**TASK INSTRUCTIONS**
Identify and pull out each line of the entries in which "vote" occurs.

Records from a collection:
*-*-*
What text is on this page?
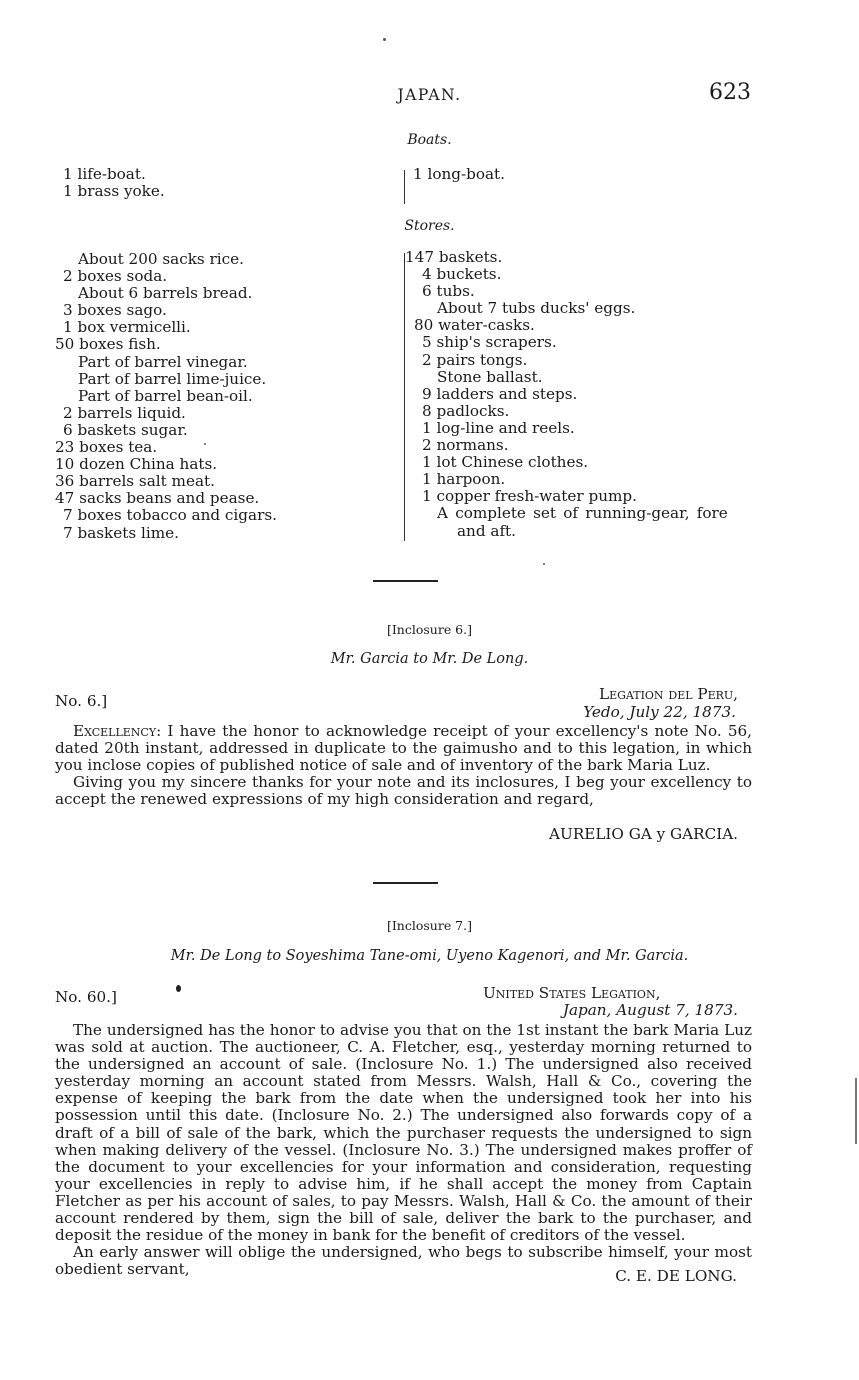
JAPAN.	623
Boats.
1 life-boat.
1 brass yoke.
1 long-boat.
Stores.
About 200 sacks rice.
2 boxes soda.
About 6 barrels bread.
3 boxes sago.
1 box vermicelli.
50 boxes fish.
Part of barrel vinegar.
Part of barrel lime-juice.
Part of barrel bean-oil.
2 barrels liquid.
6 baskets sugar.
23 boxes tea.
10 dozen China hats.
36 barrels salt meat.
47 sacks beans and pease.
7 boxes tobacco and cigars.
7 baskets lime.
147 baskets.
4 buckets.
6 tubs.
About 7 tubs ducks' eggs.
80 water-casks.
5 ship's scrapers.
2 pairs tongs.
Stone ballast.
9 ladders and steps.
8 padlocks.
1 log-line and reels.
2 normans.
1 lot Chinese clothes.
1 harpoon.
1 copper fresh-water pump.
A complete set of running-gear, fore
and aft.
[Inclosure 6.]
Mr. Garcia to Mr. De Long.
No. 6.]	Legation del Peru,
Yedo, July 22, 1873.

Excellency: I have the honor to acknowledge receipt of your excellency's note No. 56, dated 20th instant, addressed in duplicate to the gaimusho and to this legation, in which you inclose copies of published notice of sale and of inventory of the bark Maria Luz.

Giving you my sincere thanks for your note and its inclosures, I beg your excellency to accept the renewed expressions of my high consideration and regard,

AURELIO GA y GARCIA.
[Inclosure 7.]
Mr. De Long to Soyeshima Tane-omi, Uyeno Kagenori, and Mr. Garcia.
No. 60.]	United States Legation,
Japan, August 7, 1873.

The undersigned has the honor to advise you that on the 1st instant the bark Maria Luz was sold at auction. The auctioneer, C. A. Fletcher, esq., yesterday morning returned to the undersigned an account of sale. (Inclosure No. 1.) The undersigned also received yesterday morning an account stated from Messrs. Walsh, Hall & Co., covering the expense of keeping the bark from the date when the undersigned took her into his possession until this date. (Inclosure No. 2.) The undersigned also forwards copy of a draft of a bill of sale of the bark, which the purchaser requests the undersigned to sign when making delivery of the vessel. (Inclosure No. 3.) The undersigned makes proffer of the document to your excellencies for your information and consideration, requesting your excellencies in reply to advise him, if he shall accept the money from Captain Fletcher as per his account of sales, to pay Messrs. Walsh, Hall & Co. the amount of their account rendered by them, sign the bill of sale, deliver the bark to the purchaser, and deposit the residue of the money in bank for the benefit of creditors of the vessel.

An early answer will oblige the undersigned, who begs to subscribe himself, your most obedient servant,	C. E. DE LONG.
*-*-*
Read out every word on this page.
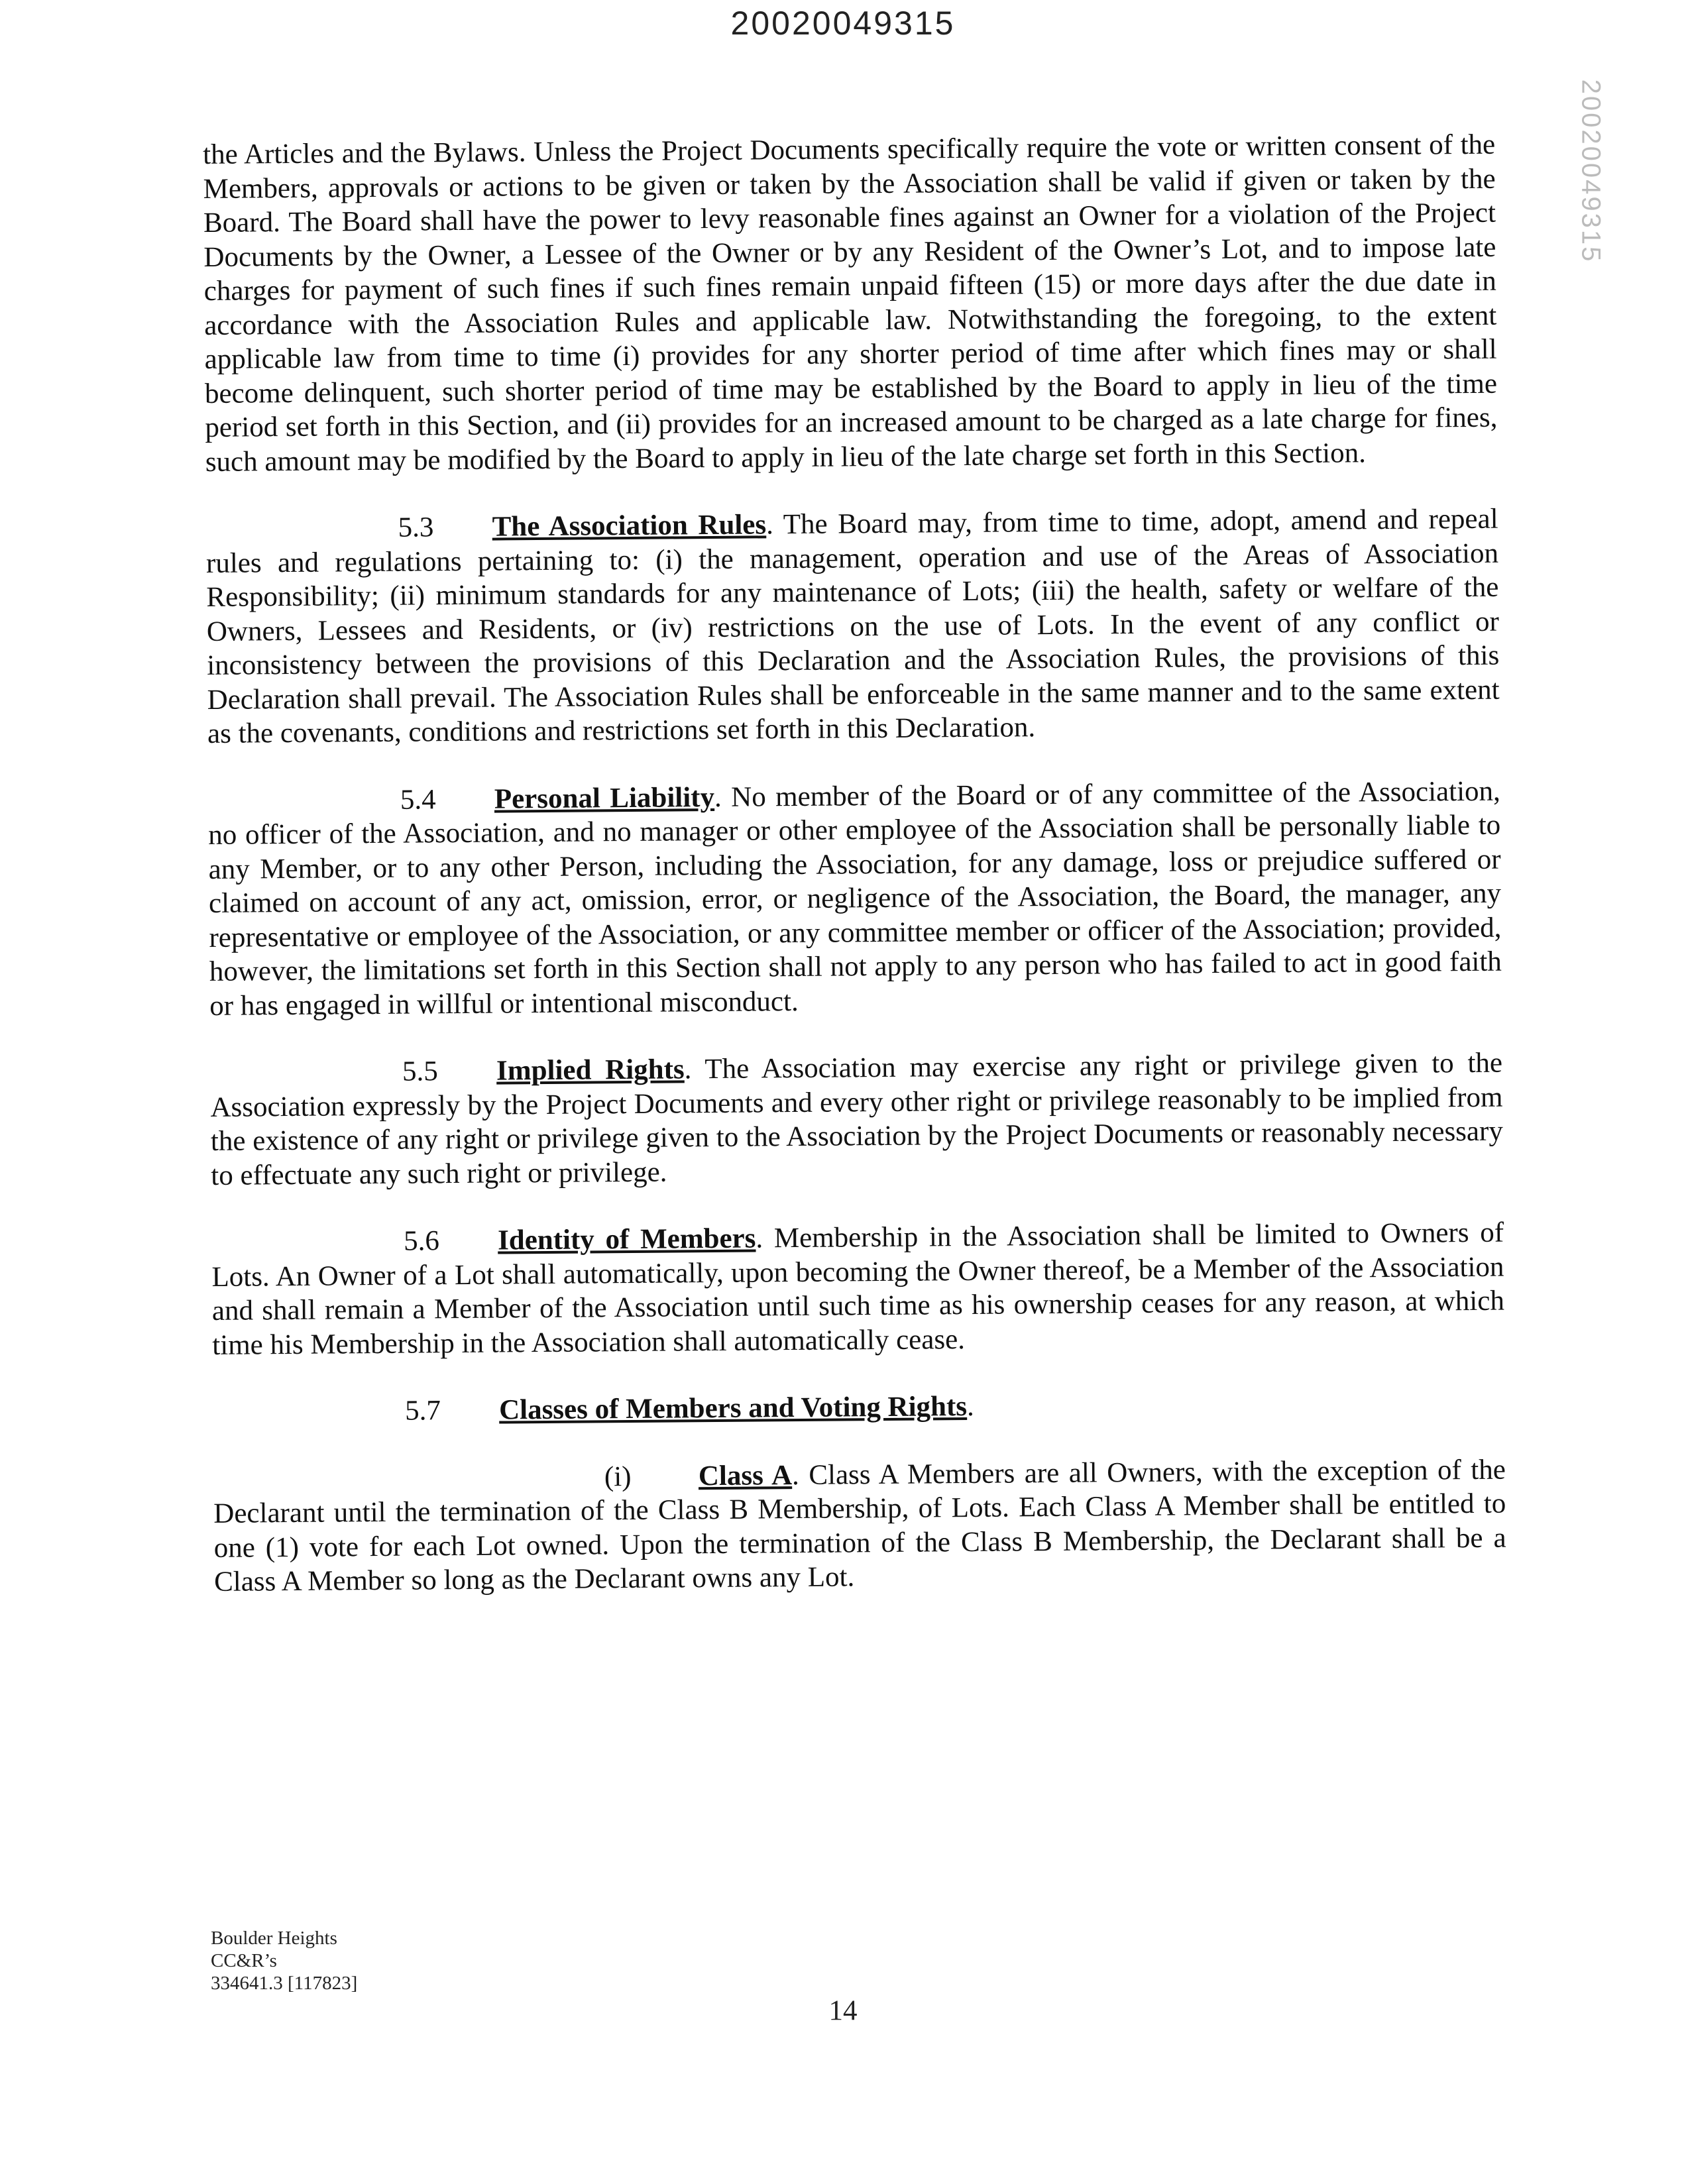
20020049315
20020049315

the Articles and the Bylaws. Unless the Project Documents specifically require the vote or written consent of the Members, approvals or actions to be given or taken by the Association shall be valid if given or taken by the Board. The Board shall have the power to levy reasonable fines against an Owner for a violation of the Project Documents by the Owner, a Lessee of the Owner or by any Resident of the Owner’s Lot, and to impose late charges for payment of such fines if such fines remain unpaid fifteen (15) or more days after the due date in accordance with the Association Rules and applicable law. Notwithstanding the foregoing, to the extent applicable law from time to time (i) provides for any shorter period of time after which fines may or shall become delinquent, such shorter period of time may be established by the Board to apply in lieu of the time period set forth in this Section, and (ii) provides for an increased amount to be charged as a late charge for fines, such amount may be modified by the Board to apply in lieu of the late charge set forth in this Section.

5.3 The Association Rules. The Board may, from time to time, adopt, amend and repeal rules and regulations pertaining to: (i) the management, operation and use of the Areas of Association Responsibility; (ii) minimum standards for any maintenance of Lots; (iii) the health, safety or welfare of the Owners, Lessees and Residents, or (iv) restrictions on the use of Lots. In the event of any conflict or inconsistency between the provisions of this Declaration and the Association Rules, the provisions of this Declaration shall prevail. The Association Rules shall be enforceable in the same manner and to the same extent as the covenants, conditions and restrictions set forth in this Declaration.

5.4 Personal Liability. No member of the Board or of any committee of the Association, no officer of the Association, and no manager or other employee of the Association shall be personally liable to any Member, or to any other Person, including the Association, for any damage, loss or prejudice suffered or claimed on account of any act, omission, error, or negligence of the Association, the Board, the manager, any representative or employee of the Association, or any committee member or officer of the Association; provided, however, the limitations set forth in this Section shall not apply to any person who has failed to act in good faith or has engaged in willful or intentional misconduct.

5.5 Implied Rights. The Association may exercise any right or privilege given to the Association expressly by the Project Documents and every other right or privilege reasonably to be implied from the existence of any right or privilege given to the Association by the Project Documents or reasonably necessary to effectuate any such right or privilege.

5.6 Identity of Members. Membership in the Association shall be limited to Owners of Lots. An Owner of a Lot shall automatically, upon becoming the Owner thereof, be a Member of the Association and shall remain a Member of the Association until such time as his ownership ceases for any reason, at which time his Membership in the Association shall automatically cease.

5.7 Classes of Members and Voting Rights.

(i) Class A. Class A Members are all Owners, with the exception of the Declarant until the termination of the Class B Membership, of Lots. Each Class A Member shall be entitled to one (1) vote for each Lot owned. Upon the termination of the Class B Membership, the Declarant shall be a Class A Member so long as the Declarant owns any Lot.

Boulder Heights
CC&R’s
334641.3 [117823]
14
*-*-*
**FULL RESPONSE**
the Articles and the Bylaws. Unless the Project Documents specifically require the vote or written consent of the Members, approvals or actions to be given or taken by the Association shall be valid if given or taken by the Board. The Board shall have the power to levy reasonable fines against an Owner for a violation of the Project Documents by the Owner, a Lessee of the Owner or by any Resident of the Owner’s Lot, and to impose late charges for payment of such fines if such fines remain unpaid fifteen (15) or more days after the due date in accordance with the Association Rules and applicable law. Notwithstanding the foregoing, to the extent applicable law from time to time (i) provides for any shorter period of time after which fines may or shall become delinquent, such shorter period of time may be established by the Board to apply in lieu of the time period set forth in this Section, and (ii) provides for an increased amount to be charged as a late charge for fines, such amount may be modified by the Board to apply in lieu of the late charge set forth in this Section.
(i) Class A. Class A Members are all Owners, with the exception of the Declarant until the termination of the Class B Membership, of Lots. Each Class A Member shall be entitled to one (1) vote for each Lot owned. Upon the termination of the Class B Membership, the Declarant shall be a Class A Member so long as the Declarant owns any Lot.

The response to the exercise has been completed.